Dataset records:
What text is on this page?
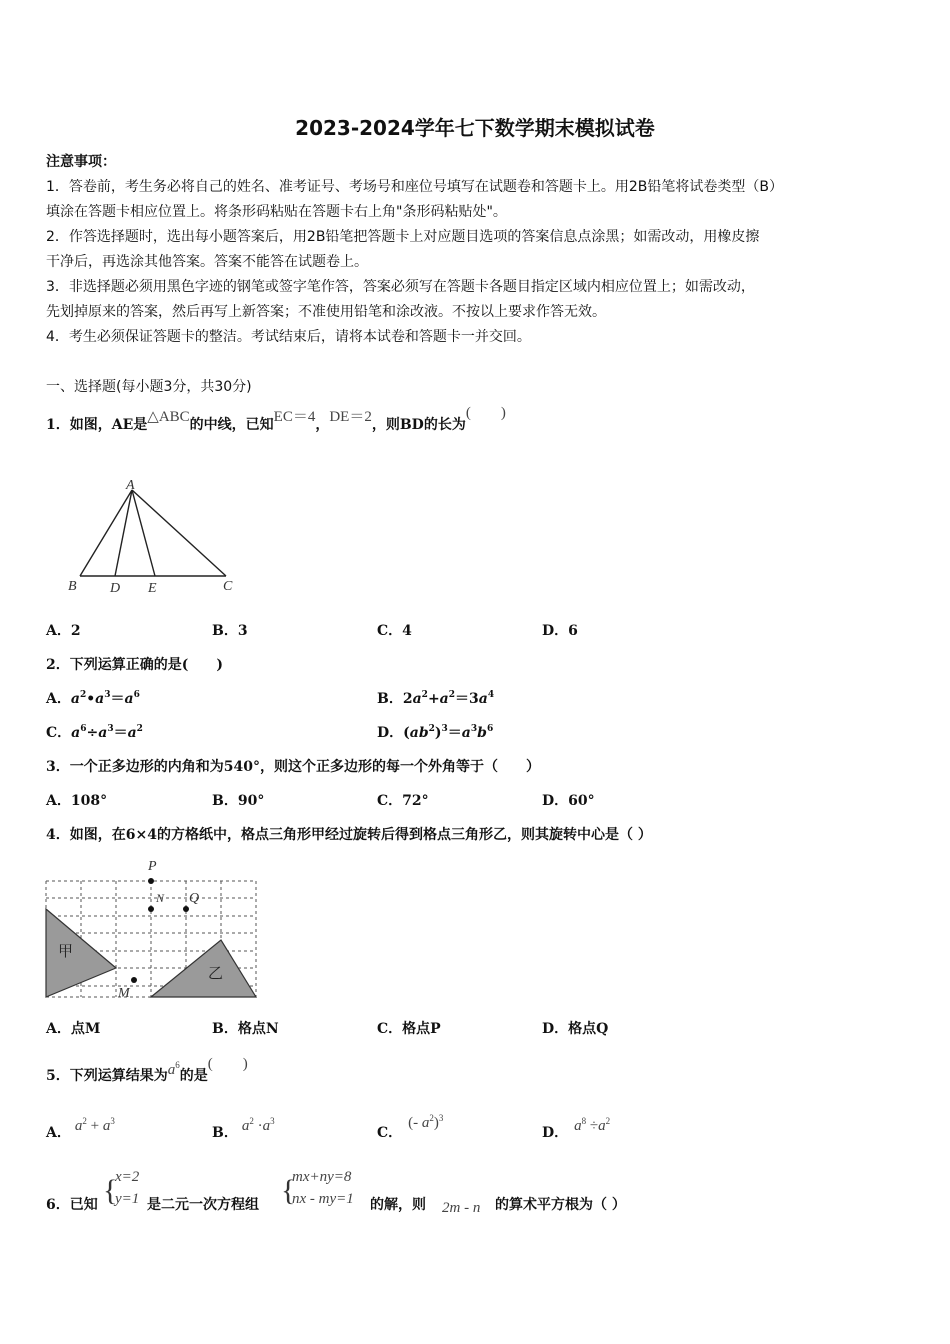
2023-2024学年七下数学期末模拟试卷
注意事项：
1．答卷前，考生务必将自己的姓名、准考证号、考场号和座位号填写在试题卷和答题卡上。用2B铅笔将试卷类型（B）
填涂在答题卡相应位置上。将条形码粘贴在答题卡右上角"条形码粘贴处"。
2．作答选择题时，选出每小题答案后，用2B铅笔把答题卡上对应题目选项的答案信息点涂黑；如需改动，用橡皮擦
干净后，再选涂其他答案。答案不能答在试题卷上。
3．非选择题必须用黑色字迹的钢笔或签字笔作答，答案必须写在答题卡各题目指定区域内相应位置上；如需改动，
先划掉原来的答案，然后再写上新答案；不准使用铅笔和涂改液。不按以上要求作答无效。
4．考生必须保证答题卡的整洁。考试结束后，请将本试卷和答题卡一并交回。
一、选择题(每小题3分，共30分)
1．如图，AE是△ABC的中线，已知EC＝4，DE＝2，则BD的长为(　　)
A
B D E	C
A．2	B．3	C．4	D．6
2．下列运算正确的是(　　)
A．$a^2•a^3=a^6$	B．$2a^2+a^2=3a^4$
C．$a^6\div a^3=a^2$	D．$(ab^2)^3=a^3b^6$
3．一个正多边形的内角和为540°，则这个正多边形的每一个外角等于（　　）
A．108°	B．90°	C．72°	D．60°
4．如图，在6×4的方格纸中，格点三角形甲经过旋转后得到格点三角形乙，则其旋转中心是（ ）
P
N Q
M
甲
乙
A．点M	B．格点N	C．格点P	D．格点Q
5．下列运算结果为$a^6$的是(　　)
A． $a^2 + a^3$
B． $a^2 \cdot a^3$
C．(- $a^2)^3$
D． $a^8 \div a^2$
6．已知 {
x=2
y=1 是二元一次方程组 {
mx+ny=8
nx - my=1 的解，则 2m - n 的算术平方根为（ ）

Exercise directions:
In the copy, include no pictures; restate the listing above exactly.

Answer to this exercise:
What text is on this page?
2023-2024学年七下数学期末模拟试卷
注意事项：
1．答卷前，考生务必将自己的姓名、准考证号、考场号和座位号填写在试题卷和答题卡上。用2B铅笔将试卷类型（B）
填涂在答题卡相应位置上。将条形码粘贴在答题卡右上角"条形码粘贴处"。
2．作答选择题时，选出每小题答案后，用2B铅笔把答题卡上对应题目选项的答案信息点涂黑；如需改动，用橡皮擦
干净后，再选涂其他答案。答案不能答在试题卷上。
3．非选择题必须用黑色字迹的钢笔或签字笔作答，答案必须写在答题卡各题目指定区域内相应位置上；如需改动，
先划掉原来的答案，然后再写上新答案；不准使用铅笔和涂改液。不按以上要求作答无效。
4．考生必须保证答题卡的整洁。考试结束后，请将本试卷和答题卡一并交回。
一、选择题(每小题3分，共30分)
1．如图，AE是△ABC的中线，已知EC＝4，DE＝2，则BD的长为(　　)
A
B D E	C
A．2	B．3	C．4	D．6
2．下列运算正确的是(　　)
A．$a^2•a^3=a^6$	B．$2a^2+a^2=3a^4$
C．$a^6\div a^3=a^2$	D．$(ab^2)^3=a^3b^6$
3．一个正多边形的内角和为540°，则这个正多边形的每一个外角等于（　　）
A．108°	B．90°	C．72°	D．60°
4．如图，在6×4的方格纸中，格点三角形甲经过旋转后得到格点三角形乙，则其旋转中心是（ ）
P
N Q
M
甲
乙
A．点M	B．格点N	C．格点P	D．格点Q
5．下列运算结果为$a^6$的是(　　)
A． $a^2 + a^3$
B． $a^2 \cdot a^3$
C．(- $a^2)^3$
D． $a^8 \div a^2$
6．已知 {
x=2
y=1 是二元一次方程组 {
mx+ny=8
nx - my=1 的解，则 2m - n 的算术平方根为（ ）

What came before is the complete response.